------ Given information ------
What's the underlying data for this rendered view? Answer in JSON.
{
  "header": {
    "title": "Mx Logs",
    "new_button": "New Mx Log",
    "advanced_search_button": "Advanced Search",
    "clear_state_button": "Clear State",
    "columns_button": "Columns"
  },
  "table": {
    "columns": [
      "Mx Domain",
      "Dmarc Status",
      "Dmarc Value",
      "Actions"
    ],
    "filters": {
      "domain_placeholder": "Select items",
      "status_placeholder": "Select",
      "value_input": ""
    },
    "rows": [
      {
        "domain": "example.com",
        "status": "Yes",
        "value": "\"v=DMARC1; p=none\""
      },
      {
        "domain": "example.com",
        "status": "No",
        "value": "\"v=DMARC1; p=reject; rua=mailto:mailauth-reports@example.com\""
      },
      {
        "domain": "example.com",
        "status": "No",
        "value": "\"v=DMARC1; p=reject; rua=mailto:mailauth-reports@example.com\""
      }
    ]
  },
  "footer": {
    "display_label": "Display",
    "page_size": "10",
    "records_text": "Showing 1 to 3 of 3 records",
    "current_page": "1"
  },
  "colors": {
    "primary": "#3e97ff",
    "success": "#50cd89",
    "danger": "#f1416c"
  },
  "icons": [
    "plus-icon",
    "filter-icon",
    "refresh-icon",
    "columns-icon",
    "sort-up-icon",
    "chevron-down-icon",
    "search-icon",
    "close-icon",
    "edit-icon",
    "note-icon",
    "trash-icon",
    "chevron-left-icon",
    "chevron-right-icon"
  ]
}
------
## What you need to do:
Read through the entries and copy each line in which "Select" appears.

## Right answer:
      "domain_placeholder": "Select items",
      "status_placeholder": "Select",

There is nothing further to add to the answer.